PETITS COLIS • Pour contrer l’explosion des colis low-cost en provenance de Chine via Temu ou Shein, la Roumanie a instauré une taxe de 5 euros sur les importations inférieures à 150 euros. D’autres pays européens vont suivre cette voie dans l’attente d’une mesure au niveau européen.
En mai 2025, la Commission a proposé que 2 euros de “frais de gestion” soient prélevés sur ces colis au prix inférieurs à 150 euros en provenance de pays non-européens. Ces “frais” — la Commission insiste sur le fait qu’il ne s’agit pas d’une taxe — devraient voir le jour courant 2026. La Commission souhaite que les recettes abondent le budget de l’UE, ce qui ne plaît pas à toutes les capitales.
Ce débat s’inscrit dans la réforme du système douanier européen lancée en 2023. La réforme — qui est toujours en cours de négociation — abolirait le seuil actuel de 150 euros en deçà duquel les marchandises sont exonérées de droits de douane. Jusqu'à 65% de ces colis entrant dans l'UE seraient actuellement sous-évalués afin d'éviter le paiement des droits de douane.
LA TAUPE • La Commission a ouvert une enquête interne sur des allégations visant le commissaire hongrois Olivér Várhelyi, accusé d’avoir été impliqué dans une opération d’espionnage orchestrée par Budapest lorsqu’il était représentant permanent à Bruxelles.

> CONSIGNE 1: Restituez l'extrait fourni en entier, sans rien y changer.

> DONNÉES FOURNIES:

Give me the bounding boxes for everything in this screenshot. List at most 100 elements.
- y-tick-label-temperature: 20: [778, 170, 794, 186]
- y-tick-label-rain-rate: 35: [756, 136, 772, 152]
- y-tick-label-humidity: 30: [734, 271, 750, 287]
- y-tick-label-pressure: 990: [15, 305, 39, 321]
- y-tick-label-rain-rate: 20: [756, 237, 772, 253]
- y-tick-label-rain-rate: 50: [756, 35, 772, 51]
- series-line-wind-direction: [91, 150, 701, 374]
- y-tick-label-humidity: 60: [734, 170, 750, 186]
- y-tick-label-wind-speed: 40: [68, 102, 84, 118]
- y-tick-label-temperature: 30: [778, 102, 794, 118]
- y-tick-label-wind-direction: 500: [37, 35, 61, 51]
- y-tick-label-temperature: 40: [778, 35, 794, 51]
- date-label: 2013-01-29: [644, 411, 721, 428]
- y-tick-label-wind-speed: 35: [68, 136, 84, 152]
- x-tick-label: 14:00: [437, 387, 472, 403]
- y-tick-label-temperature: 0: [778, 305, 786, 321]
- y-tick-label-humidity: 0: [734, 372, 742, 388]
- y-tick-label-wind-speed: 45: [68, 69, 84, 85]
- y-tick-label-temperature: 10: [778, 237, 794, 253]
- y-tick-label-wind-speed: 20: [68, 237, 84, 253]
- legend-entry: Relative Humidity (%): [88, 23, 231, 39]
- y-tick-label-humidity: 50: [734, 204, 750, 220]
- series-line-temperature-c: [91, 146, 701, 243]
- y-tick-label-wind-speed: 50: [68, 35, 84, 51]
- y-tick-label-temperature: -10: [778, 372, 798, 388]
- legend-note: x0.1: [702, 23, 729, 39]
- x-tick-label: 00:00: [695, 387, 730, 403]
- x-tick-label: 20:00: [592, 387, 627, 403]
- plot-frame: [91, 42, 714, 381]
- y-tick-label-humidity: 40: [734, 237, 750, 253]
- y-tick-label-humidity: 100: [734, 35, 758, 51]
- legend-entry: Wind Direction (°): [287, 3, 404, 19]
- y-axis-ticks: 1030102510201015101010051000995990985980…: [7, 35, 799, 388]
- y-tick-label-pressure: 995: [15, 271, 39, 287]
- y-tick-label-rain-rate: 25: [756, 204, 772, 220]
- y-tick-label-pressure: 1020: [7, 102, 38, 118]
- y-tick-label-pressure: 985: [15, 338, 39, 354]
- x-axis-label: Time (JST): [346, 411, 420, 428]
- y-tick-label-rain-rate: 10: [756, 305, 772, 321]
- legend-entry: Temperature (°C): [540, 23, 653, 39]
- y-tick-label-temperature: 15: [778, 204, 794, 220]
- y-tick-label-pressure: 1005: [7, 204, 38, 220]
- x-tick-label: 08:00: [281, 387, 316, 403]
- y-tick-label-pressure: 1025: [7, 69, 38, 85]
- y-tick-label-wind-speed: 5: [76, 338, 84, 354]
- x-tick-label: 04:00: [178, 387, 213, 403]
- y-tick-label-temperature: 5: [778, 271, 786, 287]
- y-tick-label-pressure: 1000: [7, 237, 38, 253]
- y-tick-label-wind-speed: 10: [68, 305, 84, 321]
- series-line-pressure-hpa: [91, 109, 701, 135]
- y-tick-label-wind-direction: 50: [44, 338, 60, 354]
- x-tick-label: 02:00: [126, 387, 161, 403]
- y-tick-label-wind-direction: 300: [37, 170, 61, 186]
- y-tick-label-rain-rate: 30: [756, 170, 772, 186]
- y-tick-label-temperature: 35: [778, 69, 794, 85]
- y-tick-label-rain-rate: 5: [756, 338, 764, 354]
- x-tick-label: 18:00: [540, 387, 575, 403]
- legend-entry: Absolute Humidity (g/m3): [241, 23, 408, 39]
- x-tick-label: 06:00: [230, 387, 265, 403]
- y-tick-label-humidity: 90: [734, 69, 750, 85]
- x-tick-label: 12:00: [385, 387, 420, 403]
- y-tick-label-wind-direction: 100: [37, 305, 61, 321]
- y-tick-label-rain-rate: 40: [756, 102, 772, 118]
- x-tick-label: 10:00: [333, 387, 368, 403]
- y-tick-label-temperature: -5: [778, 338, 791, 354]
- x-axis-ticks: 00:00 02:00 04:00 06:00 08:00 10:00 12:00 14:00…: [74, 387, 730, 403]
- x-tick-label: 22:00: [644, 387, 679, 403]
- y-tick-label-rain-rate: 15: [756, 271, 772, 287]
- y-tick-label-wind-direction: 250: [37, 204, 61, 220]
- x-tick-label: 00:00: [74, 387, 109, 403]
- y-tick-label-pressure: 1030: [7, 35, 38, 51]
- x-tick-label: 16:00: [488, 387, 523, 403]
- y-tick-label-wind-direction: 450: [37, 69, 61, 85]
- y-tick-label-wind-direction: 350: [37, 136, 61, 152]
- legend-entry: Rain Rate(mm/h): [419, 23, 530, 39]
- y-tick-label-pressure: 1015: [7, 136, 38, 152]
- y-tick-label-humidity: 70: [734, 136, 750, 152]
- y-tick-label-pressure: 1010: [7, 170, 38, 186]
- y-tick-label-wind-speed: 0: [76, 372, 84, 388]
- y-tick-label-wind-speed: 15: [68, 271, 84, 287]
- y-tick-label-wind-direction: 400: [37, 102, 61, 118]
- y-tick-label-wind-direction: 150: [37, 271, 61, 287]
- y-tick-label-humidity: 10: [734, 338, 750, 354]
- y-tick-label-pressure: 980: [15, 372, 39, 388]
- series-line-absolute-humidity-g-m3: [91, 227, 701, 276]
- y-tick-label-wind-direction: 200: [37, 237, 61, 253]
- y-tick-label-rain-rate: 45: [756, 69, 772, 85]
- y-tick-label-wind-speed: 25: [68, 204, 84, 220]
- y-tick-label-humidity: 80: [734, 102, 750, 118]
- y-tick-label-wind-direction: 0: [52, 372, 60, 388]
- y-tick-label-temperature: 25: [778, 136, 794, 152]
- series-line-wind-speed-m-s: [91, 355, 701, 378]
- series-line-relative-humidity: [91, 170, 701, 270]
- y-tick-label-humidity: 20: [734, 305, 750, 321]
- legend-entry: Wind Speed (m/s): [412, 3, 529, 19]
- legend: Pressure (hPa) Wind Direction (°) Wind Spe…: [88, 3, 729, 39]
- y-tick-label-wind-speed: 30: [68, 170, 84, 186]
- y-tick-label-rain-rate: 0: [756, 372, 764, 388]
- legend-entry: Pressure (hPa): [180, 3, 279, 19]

> CONSIGNE 2: Réécrivez sous forme de liste numérotée les lignes des enregistrements, depuis leur début jusqu'à la ligne contenant « - y-tick-label-rain-rate: 50: [756, 35, 772, 51] » incluse, en omettant les lignes vides.

> CORRIGÉ 1:
PETITS COLIS • Pour contrer l’explosion des colis low-cost en provenance de Chine via Temu ou Shein, la Roumanie a instauré une taxe de 5 euros sur les importations inférieures à 150 euros. D’autres pays européens vont suivre cette voie dans l’attente d’une mesure au niveau européen.
En mai 2025, la Commission a proposé que 2 euros de “frais de gestion” soient prélevés sur ces colis au prix inférieurs à 150 euros en provenance de pays non-européens. Ces “frais” — la Commission insiste sur le fait qu’il ne s’agit pas d’une taxe — devraient voir le jour courant 2026. La Commission souhaite que les recettes abondent le budget de l’UE, ce qui ne plaît pas à toutes les capitales.
Ce débat s’inscrit dans la réforme du système douanier européen lancée en 2023. La réforme — qui est toujours en cours de négociation — abolirait le seuil actuel de 150 euros en deçà duquel les marchandises sont exonérées de droits de douane. Jusqu'à 65% de ces colis entrant dans l'UE seraient actuellement sous-évalués afin d'éviter le paiement des droits de douane.
LA TAUPE • La Commission a ouvert une enquête interne sur des allégations visant le commissaire hongrois Olivér Várhelyi, accusé d’avoir été impliqué dans une opération d’espionnage orchestrée par Budapest lorsqu’il était représentant permanent à Bruxelles.

> CORRIGÉ 2:
1. Give me the bounding boxes for everything in this screenshot. List at most 100 elements.
2. - y-tick-label-temperature: 20: [778, 170, 794, 186]
3. - y-tick-label-rain-rate: 35: [756, 136, 772, 152]
4. - y-tick-label-humidity: 30: [734, 271, 750, 287]
5. - y-tick-label-pressure: 990: [15, 305, 39, 321]
6. - y-tick-label-rain-rate: 20: [756, 237, 772, 253]
7. - y-tick-label-rain-rate: 50: [756, 35, 772, 51]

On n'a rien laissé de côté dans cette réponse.